## Set task A
Answer these questions about the newsletter, one answer per line:
(i) How much will this year's Banquet cost per person?
(ii) Who stepped in to chair the Program side of the meeting?
(iii) What initiative will Brad Chalfant discuss?
## Set task B
List every person the newsletter names.
## Set task C
Rewrite the newsletter text between "One of the specials" and "what's working there.", inclusive, renaming "specials" to "special events".

## Passage to read
>>>>
|The Central Oregon Flyline
Online Newsletter of the Central Oregon Flyfishers
Fishing the Crooked River
Meeting Date and Location
Tips & Tricks
Support Our Local Flyshops
Officers and Board Members
It's a whole new year ahead of us and I'm looking forward to it with excitement. Based on the survey we did last year you're going to see some changes in several areas of Club activities and at the meetings.
First, with as far ahead as the scheduling must be planned, there will be some changes in the programs. Dick and Jeanene Stentz have stepped in to chair the Program side of the meeting and, with that, there will be more local information. Lots of you wanted more information on local waters, improving techniques and making better choices in flies. We're hoping to cover that, and a whole lot more.
One of the specials I'm looking forward to is an evening that will present the history of fly fishing and the changes it has seen. This will be coming from our own local "long term" expert Clyde Keller. We'll also be hearing from Skip Morris and his wife Carol and, with a little luck, reports on various local waters and what's working there.
Along with that the Banquet has changed a bit. The survey had mixed feelings, but one in general was that we should have a recognition meeting and do something else for fund raising. Well, that's what is on the schedule. This years Banquet will cost $16 per person and will be aimed at recognizing those that deserve recognition, with a little fund raising. That will be followed in April by and "open to the public" fund raising expo.
The "expo", titled "Fishing Central Oregon Expo", will be aimed at all forms of fishing, fishing reports from ODF&W experts, raffles and auctions, a KK information presentation and several other activities. You'll find more on that as the time approaches.
Now for the thanks. A special thank you for each of you that made it a great year as President. Yes, it is a time consuming job. Yes, it is involved. Yes you made it easier. For all of you that have renewed, thanks, and I'm looking forward to another great year with lots of help. For those of you wondering what you can do to help, let me know and I promise, I won't overload you.
See you at the meetings.
Phil @ COF
Brad Chalfant, the Executive Director of the Deschutes Basin Land Trust, will be discussing the "Back to Home Waters" Initiative. With the imminent re-licensing of the dams on the Deschutes River, a remarkable opportunity exists to reintroduce and restore anadromous fish to the upper Deschutes Basin. This will require a focused and sustained effort to restore and protect critical spawning and rearing habitat. Working with agricultural landowners and conservation partners, i.e. Deschutes Resource Conservancy among others, the Land Trust intends to pursue the restoration of these critical fish habitats with the goal of bringing these wild fish "Back to Home Waters".
<<<<
## Extracted data
>>>>
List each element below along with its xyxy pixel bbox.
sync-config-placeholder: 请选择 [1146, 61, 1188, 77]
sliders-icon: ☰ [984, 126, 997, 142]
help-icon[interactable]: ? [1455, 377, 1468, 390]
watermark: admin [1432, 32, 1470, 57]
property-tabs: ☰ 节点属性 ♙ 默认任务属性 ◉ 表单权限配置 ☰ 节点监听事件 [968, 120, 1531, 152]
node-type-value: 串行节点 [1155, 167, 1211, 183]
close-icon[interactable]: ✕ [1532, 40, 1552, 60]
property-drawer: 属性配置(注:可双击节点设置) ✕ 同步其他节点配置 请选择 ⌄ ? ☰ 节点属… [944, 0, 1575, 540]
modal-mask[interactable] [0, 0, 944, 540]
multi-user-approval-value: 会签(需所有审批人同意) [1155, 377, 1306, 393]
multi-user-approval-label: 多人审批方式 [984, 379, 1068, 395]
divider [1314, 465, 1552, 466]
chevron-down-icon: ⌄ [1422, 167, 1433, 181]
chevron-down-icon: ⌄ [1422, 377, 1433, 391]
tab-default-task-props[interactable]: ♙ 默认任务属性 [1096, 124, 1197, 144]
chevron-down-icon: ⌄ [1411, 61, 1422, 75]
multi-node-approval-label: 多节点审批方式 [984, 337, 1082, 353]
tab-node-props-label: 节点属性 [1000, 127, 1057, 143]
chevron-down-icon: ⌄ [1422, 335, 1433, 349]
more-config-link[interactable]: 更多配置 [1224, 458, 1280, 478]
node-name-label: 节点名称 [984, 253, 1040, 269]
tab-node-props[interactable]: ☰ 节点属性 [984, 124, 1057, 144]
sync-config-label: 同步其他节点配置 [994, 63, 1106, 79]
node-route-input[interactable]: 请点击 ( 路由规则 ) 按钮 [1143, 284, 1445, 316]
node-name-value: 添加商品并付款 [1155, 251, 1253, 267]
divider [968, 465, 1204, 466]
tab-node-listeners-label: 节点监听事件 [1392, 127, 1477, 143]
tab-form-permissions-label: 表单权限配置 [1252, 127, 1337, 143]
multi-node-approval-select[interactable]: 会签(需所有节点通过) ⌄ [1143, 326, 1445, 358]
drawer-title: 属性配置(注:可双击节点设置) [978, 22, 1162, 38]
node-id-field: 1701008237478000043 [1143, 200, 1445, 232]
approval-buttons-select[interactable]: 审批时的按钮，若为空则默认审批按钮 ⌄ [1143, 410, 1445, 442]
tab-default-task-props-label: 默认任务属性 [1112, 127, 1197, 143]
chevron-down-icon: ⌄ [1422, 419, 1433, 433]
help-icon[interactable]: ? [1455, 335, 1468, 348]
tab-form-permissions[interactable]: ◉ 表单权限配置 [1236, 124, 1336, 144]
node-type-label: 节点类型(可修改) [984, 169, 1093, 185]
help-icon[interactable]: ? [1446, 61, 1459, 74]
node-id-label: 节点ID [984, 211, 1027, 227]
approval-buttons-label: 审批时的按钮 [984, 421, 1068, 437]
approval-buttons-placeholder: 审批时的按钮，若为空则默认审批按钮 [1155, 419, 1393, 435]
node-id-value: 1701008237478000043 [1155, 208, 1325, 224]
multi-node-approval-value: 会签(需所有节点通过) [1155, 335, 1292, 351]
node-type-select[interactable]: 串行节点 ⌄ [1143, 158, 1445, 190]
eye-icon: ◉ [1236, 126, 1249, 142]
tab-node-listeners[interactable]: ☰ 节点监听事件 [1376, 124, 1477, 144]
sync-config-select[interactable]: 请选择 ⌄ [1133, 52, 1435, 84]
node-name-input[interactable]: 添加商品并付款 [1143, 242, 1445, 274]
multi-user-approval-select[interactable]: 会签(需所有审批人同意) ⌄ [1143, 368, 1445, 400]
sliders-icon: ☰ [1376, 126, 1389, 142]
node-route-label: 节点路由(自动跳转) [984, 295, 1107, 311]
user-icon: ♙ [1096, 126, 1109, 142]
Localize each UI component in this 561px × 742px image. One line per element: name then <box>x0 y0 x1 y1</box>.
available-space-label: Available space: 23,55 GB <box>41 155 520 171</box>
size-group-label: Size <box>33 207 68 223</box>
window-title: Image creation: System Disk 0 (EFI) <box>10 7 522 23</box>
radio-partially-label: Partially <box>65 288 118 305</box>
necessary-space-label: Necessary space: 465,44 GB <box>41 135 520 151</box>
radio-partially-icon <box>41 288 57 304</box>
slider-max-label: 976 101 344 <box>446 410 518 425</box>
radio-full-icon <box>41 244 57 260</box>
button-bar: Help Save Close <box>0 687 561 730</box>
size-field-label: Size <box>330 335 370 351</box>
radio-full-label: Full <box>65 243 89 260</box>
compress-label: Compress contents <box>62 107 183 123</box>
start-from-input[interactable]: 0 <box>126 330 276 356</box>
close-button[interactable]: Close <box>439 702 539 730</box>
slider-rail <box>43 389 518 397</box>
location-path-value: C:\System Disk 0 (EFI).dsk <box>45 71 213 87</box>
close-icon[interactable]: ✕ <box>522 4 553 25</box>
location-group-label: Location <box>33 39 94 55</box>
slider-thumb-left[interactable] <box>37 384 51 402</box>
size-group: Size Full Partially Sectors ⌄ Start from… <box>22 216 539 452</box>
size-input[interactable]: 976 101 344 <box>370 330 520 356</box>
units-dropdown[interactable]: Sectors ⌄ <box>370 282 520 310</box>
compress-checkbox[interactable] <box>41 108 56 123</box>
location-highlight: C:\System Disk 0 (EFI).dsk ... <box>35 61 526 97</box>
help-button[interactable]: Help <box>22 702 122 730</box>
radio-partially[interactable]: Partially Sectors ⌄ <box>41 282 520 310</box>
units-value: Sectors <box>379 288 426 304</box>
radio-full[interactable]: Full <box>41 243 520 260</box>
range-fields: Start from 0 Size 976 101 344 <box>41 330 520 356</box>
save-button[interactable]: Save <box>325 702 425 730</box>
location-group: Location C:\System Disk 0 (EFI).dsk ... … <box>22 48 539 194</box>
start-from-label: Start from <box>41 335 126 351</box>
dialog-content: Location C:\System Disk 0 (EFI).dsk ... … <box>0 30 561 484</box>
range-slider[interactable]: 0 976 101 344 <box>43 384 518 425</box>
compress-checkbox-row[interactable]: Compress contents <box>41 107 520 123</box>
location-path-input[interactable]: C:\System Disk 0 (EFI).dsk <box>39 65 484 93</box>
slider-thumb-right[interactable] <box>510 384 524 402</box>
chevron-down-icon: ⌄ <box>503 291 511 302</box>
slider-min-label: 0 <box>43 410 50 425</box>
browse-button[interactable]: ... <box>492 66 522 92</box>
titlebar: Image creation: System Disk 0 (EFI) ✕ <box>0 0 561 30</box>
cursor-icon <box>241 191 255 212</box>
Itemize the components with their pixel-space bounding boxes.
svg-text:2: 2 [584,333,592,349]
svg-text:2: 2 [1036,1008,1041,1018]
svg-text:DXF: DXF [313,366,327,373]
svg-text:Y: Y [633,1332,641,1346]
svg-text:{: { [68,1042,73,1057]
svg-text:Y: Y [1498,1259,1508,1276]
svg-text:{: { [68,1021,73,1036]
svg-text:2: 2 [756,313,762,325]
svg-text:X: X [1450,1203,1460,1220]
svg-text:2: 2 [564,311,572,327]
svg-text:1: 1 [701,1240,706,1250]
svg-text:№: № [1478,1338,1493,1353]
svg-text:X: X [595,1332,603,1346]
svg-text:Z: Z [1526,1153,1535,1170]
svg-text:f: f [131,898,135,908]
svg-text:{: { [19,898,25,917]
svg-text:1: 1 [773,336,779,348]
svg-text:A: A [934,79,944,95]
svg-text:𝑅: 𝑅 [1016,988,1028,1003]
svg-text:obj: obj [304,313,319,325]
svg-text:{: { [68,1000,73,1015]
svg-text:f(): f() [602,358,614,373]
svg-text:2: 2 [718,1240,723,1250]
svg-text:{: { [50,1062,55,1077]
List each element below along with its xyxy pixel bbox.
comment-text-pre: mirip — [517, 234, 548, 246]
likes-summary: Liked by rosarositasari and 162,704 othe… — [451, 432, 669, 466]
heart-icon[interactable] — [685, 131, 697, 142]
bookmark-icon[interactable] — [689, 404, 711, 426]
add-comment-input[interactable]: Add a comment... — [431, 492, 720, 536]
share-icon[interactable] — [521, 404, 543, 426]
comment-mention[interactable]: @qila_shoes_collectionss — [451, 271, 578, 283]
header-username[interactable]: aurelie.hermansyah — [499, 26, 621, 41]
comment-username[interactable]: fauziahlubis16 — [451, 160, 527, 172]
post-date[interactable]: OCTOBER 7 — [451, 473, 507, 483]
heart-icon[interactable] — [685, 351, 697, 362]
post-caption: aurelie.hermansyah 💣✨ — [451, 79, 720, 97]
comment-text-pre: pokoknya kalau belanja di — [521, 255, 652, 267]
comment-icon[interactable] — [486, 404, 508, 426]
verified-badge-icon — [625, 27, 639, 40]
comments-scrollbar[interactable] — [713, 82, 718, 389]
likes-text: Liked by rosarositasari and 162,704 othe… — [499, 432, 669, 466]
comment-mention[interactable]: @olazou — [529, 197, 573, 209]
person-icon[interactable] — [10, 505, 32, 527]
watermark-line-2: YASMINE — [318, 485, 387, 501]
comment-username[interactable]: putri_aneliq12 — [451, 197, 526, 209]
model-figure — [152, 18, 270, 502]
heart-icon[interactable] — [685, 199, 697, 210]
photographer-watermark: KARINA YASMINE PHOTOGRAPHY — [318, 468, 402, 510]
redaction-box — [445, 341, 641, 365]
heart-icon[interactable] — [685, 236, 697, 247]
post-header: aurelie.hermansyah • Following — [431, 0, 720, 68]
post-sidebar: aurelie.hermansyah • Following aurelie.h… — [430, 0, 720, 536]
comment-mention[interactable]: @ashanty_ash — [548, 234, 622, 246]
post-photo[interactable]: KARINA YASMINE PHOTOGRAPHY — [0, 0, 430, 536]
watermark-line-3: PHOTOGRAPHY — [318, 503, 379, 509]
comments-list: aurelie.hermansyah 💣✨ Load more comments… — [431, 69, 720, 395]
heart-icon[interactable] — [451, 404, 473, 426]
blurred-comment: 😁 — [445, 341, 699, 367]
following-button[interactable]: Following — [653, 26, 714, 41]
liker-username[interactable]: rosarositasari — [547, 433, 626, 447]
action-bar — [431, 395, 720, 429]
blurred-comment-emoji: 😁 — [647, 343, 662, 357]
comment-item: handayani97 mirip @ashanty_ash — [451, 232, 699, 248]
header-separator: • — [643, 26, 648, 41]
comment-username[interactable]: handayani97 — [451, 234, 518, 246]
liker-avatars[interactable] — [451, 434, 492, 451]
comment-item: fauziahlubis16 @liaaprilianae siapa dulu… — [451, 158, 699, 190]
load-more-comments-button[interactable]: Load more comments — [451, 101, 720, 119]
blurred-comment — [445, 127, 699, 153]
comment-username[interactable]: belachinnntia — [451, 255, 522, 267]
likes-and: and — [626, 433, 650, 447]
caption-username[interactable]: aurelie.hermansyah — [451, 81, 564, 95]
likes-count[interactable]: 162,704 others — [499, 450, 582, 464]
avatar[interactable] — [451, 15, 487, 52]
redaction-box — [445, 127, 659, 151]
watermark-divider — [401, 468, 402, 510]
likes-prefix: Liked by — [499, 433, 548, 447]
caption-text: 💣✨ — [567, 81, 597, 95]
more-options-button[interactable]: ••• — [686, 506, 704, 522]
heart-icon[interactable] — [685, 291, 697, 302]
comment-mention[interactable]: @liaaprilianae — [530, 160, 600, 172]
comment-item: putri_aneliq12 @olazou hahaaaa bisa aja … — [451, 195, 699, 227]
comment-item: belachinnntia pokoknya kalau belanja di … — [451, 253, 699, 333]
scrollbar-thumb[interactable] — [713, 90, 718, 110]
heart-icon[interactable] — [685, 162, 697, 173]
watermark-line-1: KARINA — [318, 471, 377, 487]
<<<<
## Solution A
(i) $16
(ii) Dick and Jeanene Stentz
(iii) The "Back to Home Waters" Initiative

## Solution B
Dick Stentz
Jeanene Stentz
Clyde Keller
Skip Morris
Carol (Skip Morris's wife)
Phil
Brad Chalfant

## Solution C
One of the special events I'm looking forward to is an evening that will present the history of fly fishing and the changes it has seen. This will be coming from our own local "long term" expert Clyde Keller. We'll also be hearing from Skip Morris and his wife Carol and, with a little luck, reports on various local waters and what's working there.